> _Text_
** START **

Keywords

1 Introduction

In recent years, self-driving car have become a hot topic that receive lots of attention from both academic and industry. One of the key components in a self-driving car is the computer vision module used for obtaining various type of traffic data from environment. Traffic sign is among crucial data for self-driving car to operate properly. For example, based on the instruction on traffic signs, the vehicle know if it can turn left or right, or if it must reduce the speed. Therefore, a traffic sign detection system is a must for any self-driving car system [3].

Detecting a single traffic sign is not a difficult problem as most traffic signs has simple patterns with features easy to extract. Detecting and differentiating many traffic signs [4], however, is a challenging problem as many traffic signs have similar patterns. Beside accuracy, processing time is another factor to concern. For such an application like self-driving car, any mistake or delay in detecting and classifying a traffic sign might lead to serious consequences. The problem is exacerbated in developing countries with modest traffic infrastructure where traffic signs are usually blocked by many obstacles.

** END **

> _Records of where elements appear_
** START **

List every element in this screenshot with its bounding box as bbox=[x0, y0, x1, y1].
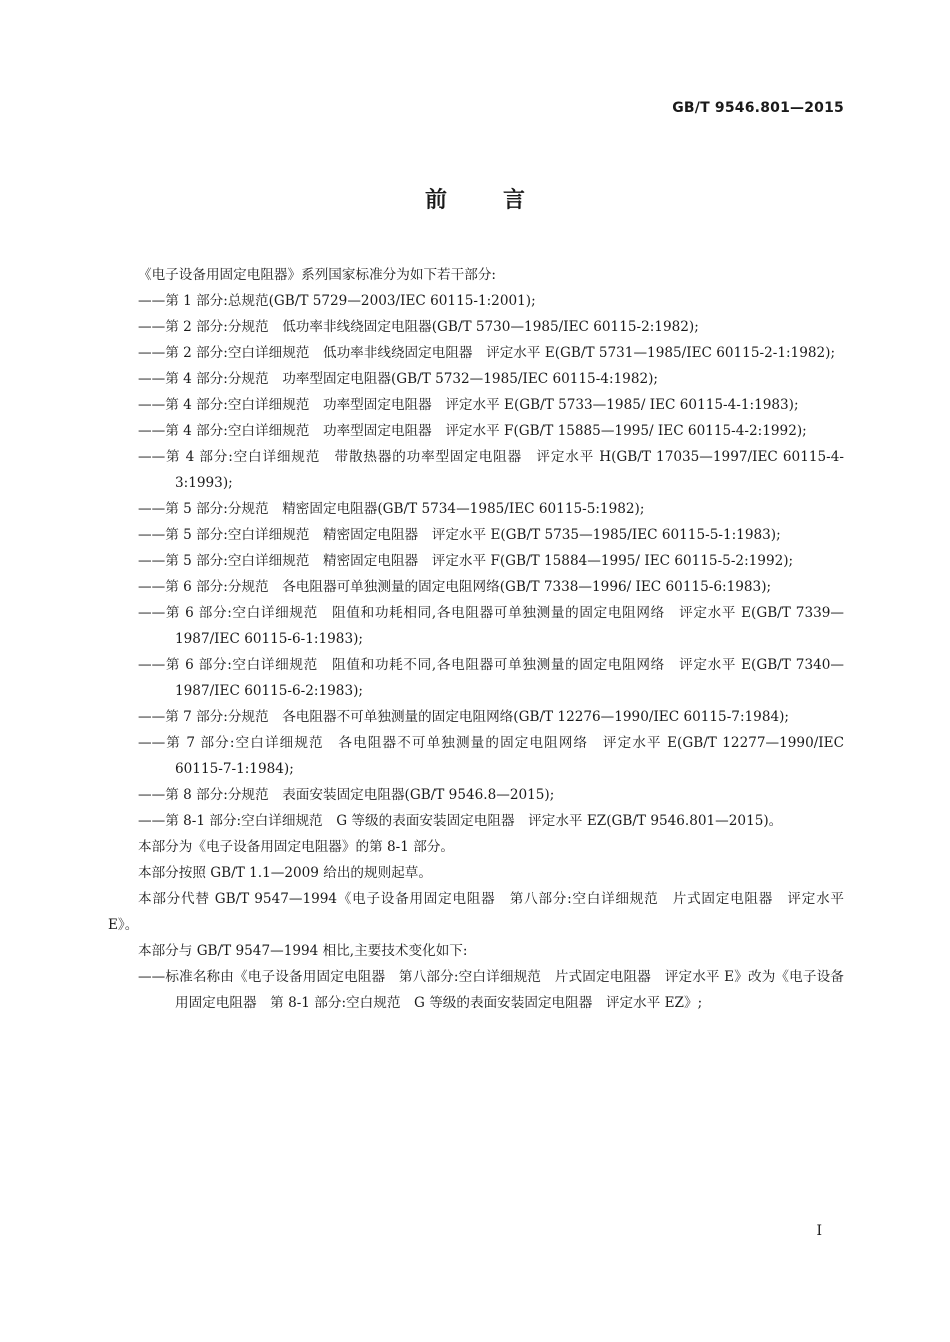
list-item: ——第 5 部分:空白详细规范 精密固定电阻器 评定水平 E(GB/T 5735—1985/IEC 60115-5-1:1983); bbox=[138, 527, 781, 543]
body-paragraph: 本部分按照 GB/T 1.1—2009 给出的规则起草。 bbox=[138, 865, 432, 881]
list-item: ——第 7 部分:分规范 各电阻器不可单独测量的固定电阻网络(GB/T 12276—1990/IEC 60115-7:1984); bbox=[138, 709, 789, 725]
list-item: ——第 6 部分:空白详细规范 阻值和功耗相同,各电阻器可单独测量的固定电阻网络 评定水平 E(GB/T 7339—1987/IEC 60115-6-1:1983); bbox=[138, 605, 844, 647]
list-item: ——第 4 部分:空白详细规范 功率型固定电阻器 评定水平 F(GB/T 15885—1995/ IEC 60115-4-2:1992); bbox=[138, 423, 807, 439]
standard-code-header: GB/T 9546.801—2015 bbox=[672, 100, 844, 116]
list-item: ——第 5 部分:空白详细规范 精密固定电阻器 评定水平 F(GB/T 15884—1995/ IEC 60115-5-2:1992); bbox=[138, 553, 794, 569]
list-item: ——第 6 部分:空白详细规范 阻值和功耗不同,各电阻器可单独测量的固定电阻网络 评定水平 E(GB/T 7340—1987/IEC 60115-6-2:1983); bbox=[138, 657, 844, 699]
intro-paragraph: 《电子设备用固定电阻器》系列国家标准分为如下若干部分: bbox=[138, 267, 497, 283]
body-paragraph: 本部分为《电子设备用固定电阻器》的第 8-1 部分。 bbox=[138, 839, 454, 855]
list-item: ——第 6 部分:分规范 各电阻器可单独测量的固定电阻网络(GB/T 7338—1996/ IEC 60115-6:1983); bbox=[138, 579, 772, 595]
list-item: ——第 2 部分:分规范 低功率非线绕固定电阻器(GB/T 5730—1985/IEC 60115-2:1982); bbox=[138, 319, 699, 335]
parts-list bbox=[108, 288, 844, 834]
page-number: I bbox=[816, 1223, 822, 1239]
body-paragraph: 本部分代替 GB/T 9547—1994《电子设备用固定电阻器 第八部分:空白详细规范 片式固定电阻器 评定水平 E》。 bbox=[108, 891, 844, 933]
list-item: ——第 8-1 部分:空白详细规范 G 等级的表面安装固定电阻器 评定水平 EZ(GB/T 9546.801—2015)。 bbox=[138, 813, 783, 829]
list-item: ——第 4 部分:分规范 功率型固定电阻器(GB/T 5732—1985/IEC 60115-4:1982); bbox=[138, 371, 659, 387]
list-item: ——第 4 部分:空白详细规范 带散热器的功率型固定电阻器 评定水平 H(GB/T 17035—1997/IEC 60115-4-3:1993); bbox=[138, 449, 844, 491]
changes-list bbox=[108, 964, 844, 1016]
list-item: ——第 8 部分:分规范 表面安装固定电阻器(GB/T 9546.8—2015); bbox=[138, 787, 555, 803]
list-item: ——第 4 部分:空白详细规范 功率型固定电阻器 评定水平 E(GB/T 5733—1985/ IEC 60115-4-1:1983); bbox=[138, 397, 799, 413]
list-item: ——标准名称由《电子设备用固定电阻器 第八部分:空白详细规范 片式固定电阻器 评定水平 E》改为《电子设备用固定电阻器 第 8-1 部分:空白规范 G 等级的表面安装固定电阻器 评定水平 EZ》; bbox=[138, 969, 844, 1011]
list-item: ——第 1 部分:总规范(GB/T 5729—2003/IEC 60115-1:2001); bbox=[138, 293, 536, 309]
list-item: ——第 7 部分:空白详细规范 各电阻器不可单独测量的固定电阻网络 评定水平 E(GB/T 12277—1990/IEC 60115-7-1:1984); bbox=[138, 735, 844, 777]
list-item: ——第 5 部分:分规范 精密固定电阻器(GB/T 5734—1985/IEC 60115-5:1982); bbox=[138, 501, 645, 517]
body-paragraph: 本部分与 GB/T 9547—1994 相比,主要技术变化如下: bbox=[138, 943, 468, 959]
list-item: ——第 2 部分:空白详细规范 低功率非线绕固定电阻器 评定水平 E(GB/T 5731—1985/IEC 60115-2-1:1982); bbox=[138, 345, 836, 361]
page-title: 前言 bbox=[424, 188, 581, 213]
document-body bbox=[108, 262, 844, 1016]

** END **

> _Tasks_
[1] In the listing above, repeat the stretch from the line containing "list-item: ——第 5 部分:空白详细规范 精密固定电阻器 评定水平 E(GB/T" through the line containing "list-item: ——标准名称由《电子设备用固定电阻器 第八部分:空白详细规范", both included.
[2] Continue the text on traffic sign detection for self-driving cars from its last sentence.

> _Answers in order_
[1]
list-item: ——第 5 部分:空白详细规范 精密固定电阻器 评定水平 E(GB/T 5735—1985/IEC 60115-5-1:1983); bbox=[138, 527, 781, 543]
body-paragraph: 本部分按照 GB/T 1.1—2009 给出的规则起草。 bbox=[138, 865, 432, 881]
list-item: ——第 7 部分:分规范 各电阻器不可单独测量的固定电阻网络(GB/T 12276—1990/IEC 60115-7:1984); bbox=[138, 709, 789, 725]
list-item: ——第 6 部分:空白详细规范 阻值和功耗相同,各电阻器可单独测量的固定电阻网络 评定水平 E(GB/T 7339—1987/IEC 60115-6-1:1983); bbox=[138, 605, 844, 647]
list-item: ——第 4 部分:空白详细规范 功率型固定电阻器 评定水平 F(GB/T 15885—1995/ IEC 60115-4-2:1992); bbox=[138, 423, 807, 439]
standard-code-header: GB/T 9546.801—2015 bbox=[672, 100, 844, 116]
list-item: ——第 5 部分:空白详细规范 精密固定电阻器 评定水平 F(GB/T 15884—1995/ IEC 60115-5-2:1992); bbox=[138, 553, 794, 569]
list-item: ——第 6 部分:空白详细规范 阻值和功耗不同,各电阻器可单独测量的固定电阻网络 评定水平 E(GB/T 7340—1987/IEC 60115-6-2:1983); bbox=[138, 657, 844, 699]
intro-paragraph: 《电子设备用固定电阻器》系列国家标准分为如下若干部分: bbox=[138, 267, 497, 283]
body-paragraph: 本部分为《电子设备用固定电阻器》的第 8-1 部分。 bbox=[138, 839, 454, 855]
list-item: ——第 6 部分:分规范 各电阻器可单独测量的固定电阻网络(GB/T 7338—1996/ IEC 60115-6:1983); bbox=[138, 579, 772, 595]
list-item: ——第 2 部分:分规范 低功率非线绕固定电阻器(GB/T 5730—1985/IEC 60115-2:1982); bbox=[138, 319, 699, 335]
parts-list bbox=[108, 288, 844, 834]
page-number: I bbox=[816, 1223, 822, 1239]
body-paragraph: 本部分代替 GB/T 9547—1994《电子设备用固定电阻器 第八部分:空白详细规范 片式固定电阻器 评定水平 E》。 bbox=[108, 891, 844, 933]
list-item: ——第 8-1 部分:空白详细规范 G 等级的表面安装固定电阻器 评定水平 EZ(GB/T 9546.801—2015)。 bbox=[138, 813, 783, 829]
list-item: ——第 4 部分:分规范 功率型固定电阻器(GB/T 5732—1985/IEC 60115-4:1982); bbox=[138, 371, 659, 387]
list-item: ——第 4 部分:空白详细规范 带散热器的功率型固定电阻器 评定水平 H(GB/T 17035—1997/IEC 60115-4-3:1993); bbox=[138, 449, 844, 491]
changes-list bbox=[108, 964, 844, 1016]
list-item: ——第 8 部分:分规范 表面安装固定电阻器(GB/T 9546.8—2015); bbox=[138, 787, 555, 803]
list-item: ——第 4 部分:空白详细规范 功率型固定电阻器 评定水平 E(GB/T 5733—1985/ IEC 60115-4-1:1983); bbox=[138, 397, 799, 413]
list-item: ——标准名称由《电子设备用固定电阻器 第八部分:空白详细规范 片式固定电阻器 评定水平 E》改为《电子设备用固定电阻器 第 8-1 部分:空白规范 G 等级的表面安装固定电阻器 评定水平 EZ》; bbox=[138, 969, 844, 1011]

[2]
Thanks to the development of advance object detection algorithms, traffic sign detection has become a much approachable compare to it was just less than 10 years ago. Among possible approaches for traffic sign detection, deep learning based algorithms are likely to have the best performance in terms of accuracy and processing time. A tremendous number of experiments has shown that deep learning based techniques like You Only Look Once (YOLO) [5], Single Shot Detection (SSD) [6] perform very well in manky object detection tasks. However, compared to normal object detection tasks, traffic sign detection [7] is different in that the number of object class, which is the number of types of traffic signs, is much larger. The larger number of classes, the higher possibility of misclassifying the detected object [8].

This paper focuses on building a traffic sign detection application to detect popular traffic signs in Vietnam. This application receives a traffic video as input. It then locates the regions of the traffic signs in the videos and recognizes these signs. To train the traffic sign detection model, a large dataset consisting of 16770 images of 54 types of traffic signs has been built. The performance of the proposed application has been tested and evaluated in various metrics. Based on the experiment results, an analysis of detection errors in the application has also been provided.

Fig. 1.
figure 1

System design.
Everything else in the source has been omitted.